> **GIVEN REQUEST**
Reproduce the records starting at the beginning and ending at the line containing "table-row[interactable]: 351.67 10/17/25 (52) 385.00C", changing "Financial Summary" to "Financial Overview" and leaving everything else as it is. Give only those lines.

> **DATASET RECORDS**
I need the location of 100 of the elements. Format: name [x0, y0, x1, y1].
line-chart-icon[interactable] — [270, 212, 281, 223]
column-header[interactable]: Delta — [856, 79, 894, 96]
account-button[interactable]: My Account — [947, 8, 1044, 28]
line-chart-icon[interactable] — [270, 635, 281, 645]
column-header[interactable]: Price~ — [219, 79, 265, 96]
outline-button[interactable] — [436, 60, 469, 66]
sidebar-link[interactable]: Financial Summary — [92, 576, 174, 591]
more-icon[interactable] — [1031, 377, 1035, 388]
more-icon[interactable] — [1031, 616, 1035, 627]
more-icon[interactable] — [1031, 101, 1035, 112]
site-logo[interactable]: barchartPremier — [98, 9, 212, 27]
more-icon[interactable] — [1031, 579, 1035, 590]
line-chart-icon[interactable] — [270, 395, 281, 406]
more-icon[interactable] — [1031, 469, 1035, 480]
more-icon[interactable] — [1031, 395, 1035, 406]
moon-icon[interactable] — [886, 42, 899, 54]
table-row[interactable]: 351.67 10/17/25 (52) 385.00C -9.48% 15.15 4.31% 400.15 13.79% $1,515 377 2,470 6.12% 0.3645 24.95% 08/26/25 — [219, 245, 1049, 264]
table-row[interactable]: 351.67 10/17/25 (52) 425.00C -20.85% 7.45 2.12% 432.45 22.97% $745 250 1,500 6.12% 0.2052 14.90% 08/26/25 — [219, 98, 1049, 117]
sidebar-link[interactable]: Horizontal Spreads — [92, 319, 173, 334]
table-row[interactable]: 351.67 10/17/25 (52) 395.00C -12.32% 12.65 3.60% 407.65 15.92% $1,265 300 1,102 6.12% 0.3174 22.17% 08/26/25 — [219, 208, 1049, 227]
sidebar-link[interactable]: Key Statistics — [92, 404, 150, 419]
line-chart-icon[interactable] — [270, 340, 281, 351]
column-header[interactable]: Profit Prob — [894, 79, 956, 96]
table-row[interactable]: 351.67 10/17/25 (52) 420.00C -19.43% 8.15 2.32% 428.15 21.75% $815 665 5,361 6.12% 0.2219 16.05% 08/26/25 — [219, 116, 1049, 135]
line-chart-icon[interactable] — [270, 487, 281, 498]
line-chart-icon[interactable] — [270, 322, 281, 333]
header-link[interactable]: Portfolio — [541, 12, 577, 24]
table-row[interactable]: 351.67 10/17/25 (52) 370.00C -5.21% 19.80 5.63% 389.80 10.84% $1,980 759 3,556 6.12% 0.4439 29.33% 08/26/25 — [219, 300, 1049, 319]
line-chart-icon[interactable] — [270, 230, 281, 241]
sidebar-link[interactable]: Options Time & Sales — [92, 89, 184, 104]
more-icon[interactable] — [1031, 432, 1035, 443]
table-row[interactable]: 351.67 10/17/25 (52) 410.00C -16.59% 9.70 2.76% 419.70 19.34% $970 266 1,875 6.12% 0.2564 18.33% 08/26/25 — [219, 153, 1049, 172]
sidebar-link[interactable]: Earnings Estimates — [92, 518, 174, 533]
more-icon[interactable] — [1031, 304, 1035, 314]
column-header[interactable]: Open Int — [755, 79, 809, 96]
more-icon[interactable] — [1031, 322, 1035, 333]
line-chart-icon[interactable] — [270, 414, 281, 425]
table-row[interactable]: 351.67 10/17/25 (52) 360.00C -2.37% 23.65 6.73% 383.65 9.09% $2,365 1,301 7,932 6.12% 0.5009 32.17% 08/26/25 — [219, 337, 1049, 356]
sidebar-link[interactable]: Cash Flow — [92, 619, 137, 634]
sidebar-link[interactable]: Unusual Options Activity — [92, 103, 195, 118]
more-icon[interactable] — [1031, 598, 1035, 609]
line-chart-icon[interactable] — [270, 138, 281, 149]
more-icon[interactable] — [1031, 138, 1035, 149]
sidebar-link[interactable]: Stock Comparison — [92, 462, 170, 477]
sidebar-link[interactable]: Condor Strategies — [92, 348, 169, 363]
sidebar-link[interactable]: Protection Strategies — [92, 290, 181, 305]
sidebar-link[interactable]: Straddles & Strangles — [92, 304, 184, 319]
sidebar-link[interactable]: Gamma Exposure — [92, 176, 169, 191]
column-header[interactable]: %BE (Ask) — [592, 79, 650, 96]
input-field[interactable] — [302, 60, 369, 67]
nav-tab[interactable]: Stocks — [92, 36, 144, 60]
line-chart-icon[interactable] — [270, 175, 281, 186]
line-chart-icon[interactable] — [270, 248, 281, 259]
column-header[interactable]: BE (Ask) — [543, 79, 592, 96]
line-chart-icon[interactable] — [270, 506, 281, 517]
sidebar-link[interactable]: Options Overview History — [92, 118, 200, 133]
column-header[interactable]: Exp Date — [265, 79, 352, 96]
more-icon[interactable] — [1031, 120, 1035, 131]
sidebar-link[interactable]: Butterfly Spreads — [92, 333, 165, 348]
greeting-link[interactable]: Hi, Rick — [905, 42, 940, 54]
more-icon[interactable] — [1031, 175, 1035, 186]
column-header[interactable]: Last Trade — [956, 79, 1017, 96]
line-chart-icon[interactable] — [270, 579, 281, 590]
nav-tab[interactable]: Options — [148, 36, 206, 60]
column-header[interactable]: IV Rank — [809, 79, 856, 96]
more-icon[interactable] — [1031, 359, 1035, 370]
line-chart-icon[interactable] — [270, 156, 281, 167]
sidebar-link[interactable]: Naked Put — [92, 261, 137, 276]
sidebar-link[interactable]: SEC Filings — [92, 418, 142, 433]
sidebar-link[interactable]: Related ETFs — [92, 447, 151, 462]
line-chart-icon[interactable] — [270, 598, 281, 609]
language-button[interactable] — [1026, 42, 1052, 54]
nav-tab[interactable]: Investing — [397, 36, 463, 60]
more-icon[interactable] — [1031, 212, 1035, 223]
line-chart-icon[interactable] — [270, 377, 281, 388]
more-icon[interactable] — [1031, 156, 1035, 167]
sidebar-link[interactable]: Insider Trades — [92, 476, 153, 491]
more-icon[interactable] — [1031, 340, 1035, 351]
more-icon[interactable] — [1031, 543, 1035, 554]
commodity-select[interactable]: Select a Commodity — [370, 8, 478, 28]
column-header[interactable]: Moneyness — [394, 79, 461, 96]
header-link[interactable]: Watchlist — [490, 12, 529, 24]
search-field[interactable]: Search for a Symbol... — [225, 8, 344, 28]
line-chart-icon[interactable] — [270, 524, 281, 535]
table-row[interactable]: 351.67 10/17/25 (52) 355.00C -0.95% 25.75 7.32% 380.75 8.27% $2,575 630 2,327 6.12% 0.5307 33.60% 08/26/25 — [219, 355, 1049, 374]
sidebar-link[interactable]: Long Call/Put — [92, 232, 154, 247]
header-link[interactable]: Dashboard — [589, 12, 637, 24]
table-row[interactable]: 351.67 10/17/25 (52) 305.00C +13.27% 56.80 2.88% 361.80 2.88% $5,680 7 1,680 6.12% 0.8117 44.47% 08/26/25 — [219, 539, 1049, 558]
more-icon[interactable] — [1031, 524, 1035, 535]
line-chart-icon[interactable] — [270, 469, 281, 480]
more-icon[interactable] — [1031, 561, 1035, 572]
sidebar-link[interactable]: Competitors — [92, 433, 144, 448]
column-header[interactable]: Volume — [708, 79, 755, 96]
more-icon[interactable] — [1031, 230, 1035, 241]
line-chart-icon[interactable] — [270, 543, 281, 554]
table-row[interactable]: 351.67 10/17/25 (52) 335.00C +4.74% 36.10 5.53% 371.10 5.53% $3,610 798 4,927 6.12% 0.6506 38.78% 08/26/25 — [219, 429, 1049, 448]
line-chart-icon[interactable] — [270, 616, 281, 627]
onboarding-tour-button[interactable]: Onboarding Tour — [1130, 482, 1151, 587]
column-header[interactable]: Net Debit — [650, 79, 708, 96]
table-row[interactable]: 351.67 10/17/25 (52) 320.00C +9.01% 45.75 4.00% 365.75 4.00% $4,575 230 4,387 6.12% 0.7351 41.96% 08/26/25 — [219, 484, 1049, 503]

> **SOLUTION TO THIS PROBLEM**
I need the location of 100 of the elements. Format: name [x0, y0, x1, y1].
line-chart-icon[interactable] — [270, 212, 281, 223]
column-header[interactable]: Delta — [856, 79, 894, 96]
account-button[interactable]: My Account — [947, 8, 1044, 28]
line-chart-icon[interactable] — [270, 635, 281, 645]
column-header[interactable]: Price~ — [219, 79, 265, 96]
outline-button[interactable] — [436, 60, 469, 66]
sidebar-link[interactable]: Financial Overview — [92, 576, 174, 591]
more-icon[interactable] — [1031, 377, 1035, 388]
more-icon[interactable] — [1031, 616, 1035, 627]
more-icon[interactable] — [1031, 101, 1035, 112]
site-logo[interactable]: barchartPremier — [98, 9, 212, 27]
more-icon[interactable] — [1031, 579, 1035, 590]
line-chart-icon[interactable] — [270, 395, 281, 406]
more-icon[interactable] — [1031, 469, 1035, 480]
more-icon[interactable] — [1031, 395, 1035, 406]
moon-icon[interactable] — [886, 42, 899, 54]
table-row[interactable]: 351.67 10/17/25 (52) 385.00C -9.48% 15.15 4.31% 400.15 13.79% $1,515 377 2,470 6.12% 0.3645 24.95% 08/26/25 — [219, 245, 1049, 264]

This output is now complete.